Prompt: Write out the material again word for word, dropping any images it holds.

(Excerpt from a dataset)
--------------------

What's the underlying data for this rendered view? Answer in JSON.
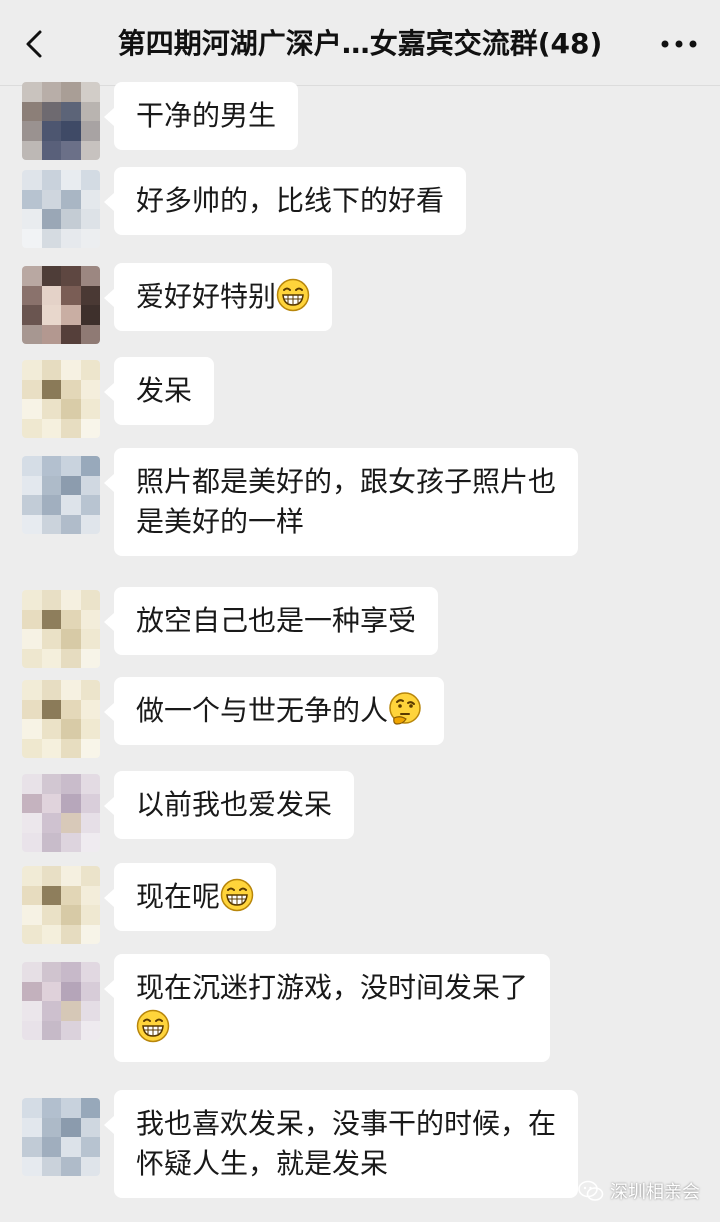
{
  "header": {
    "title": "第四期河湖广深户…女嘉宾交流群(48)",
    "back_icon": "chevron-left-icon",
    "more_icon": "more-dots-icon"
  },
  "messages": [
    {
      "text": "干净的男生"
    },
    {
      "text": "好多帅的，比线下的好看"
    },
    {
      "text": "爱好好特别",
      "emoji": "grin"
    },
    {
      "text": "发呆"
    },
    {
      "line1": "照片都是美好的，跟女孩子照片也",
      "line2": "是美好的一样"
    },
    {
      "text": "放空自己也是一种享受"
    },
    {
      "text": "做一个与世无争的人",
      "emoji": "thinking"
    },
    {
      "text": "以前我也爱发呆"
    },
    {
      "text": "现在呢",
      "emoji": "grin"
    },
    {
      "line1": "现在沉迷打游戏，没时间发呆了",
      "line2": "",
      "emoji": "grin"
    },
    {
      "line1": "我也喜欢发呆，没事干的时候，在",
      "line2": "怀疑人生，就是发呆"
    }
  ],
  "watermark": {
    "text": "深圳相亲会"
  },
  "colors": {
    "background": "#ededed",
    "bubble": "#ffffff",
    "text": "#191919"
  }
}
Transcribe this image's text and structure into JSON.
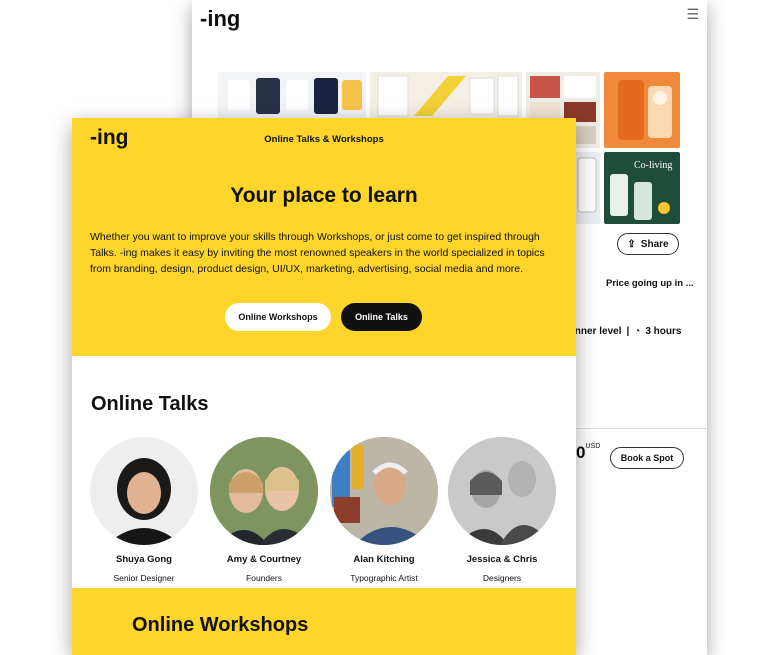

--------------------

Output of the task:
What's the underlying data for this rendered view? Answer in JSON.
{
  "header": {
    "title": "第四期河湖广深户…女嘉宾交流群(48)",
    "back_icon": "chevron-left-icon",
    "more_icon": "more-dots-icon"
  },
  "messages": [
    {
      "text": "干净的男生"
    },
    {
      "text": "好多帅的，比线下的好看"
    },
    {
      "text": "爱好好特别",
      "emoji": "grin"
    },
    {
      "text": "发呆"
    },
    {
      "line1": "照片都是美好的，跟女孩子照片也",
      "line2": "是美好的一样"
    },
    {
      "text": "放空自己也是一种享受"
    },
    {
      "text": "做一个与世无争的人",
      "emoji": "thinking"
    },
    {
      "text": "以前我也爱发呆"
    },
    {
      "text": "现在呢",
      "emoji": "grin"
    },
    {
      "line1": "现在沉迷打游戏，没时间发呆了",
      "line2": "",
      "emoji": "grin"
    },
    {
      "line1": "我也喜欢发呆，没事干的时候，在",
      "line2": "怀疑人生，就是发呆"
    }
  ],
  "watermark": {
    "text": "深圳相亲会"
  },
  "colors": {
    "background": "#ededed",
    "bubble": "#ffffff",
    "text": "#191919"
  }
}
Transcribe this image's text and structure into JSON.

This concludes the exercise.